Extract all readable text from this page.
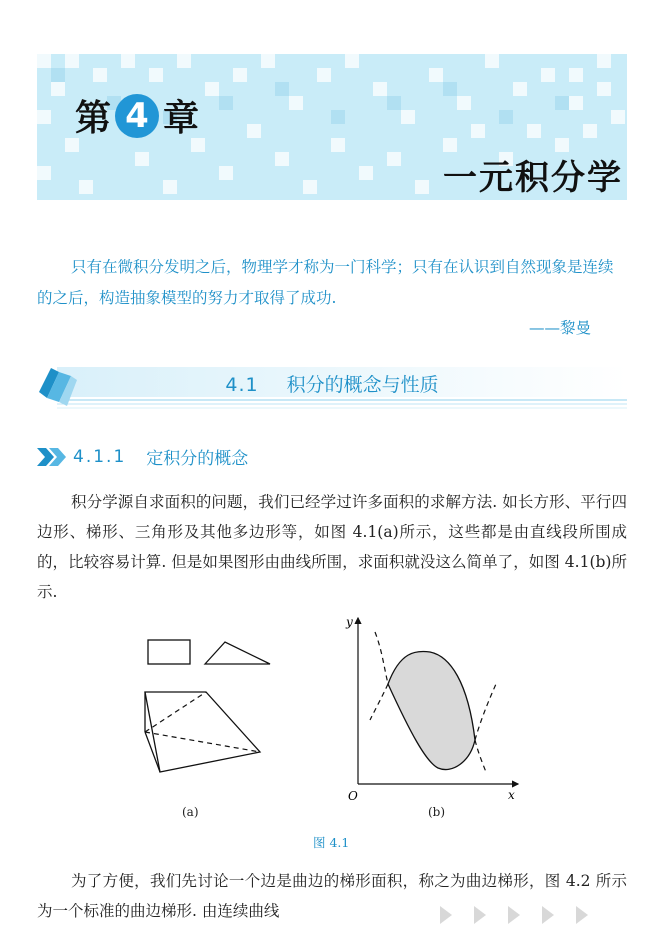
第 4 章
一元积分学
只有在微积分发明之后，物理学才称为一门科学；只有在认识到自然现象是连续的之后，构造抽象模型的努力才取得了成功.
——黎曼
4.1 积分的概念与性质
4.1.1 定积分的概念
积分学源自求面积的问题，我们已经学过许多面积的求解方法. 如长方形、平行四边形、梯形、三角形及其他多边形等，如图 4.1(a)所示，这些都是由直线段所围成的，比较容易计算. 但是如果图形由曲线所围，求面积就没这么简单了，如图 4.1(b)所示.
y
x
O
(a)	(b)
图 4.1
为了方便，我们先讨论一个边是曲边的梯形面积，称之为曲边梯形，图 4.2 所示为一个标准的曲边梯形. 由连续曲线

━━━━━━

_Exercise details:_
Verbatim reproduction of every record is required; images are left out.

_Solution to this problem:_
Extract all readable text from this page.
第 4 章
一元积分学
只有在微积分发明之后，物理学才称为一门科学；只有在认识到自然现象是连续的之后，构造抽象模型的努力才取得了成功.
——黎曼
4.1 积分的概念与性质
4.1.1 定积分的概念
积分学源自求面积的问题，我们已经学过许多面积的求解方法. 如长方形、平行四边形、梯形、三角形及其他多边形等，如图 4.1(a)所示，这些都是由直线段所围成的，比较容易计算. 但是如果图形由曲线所围，求面积就没这么简单了，如图 4.1(b)所示.
y
x
O
(a)	(b)
图 4.1
为了方便，我们先讨论一个边是曲边的梯形面积，称之为曲边梯形，图 4.2 所示为一个标准的曲边梯形. 由连续曲线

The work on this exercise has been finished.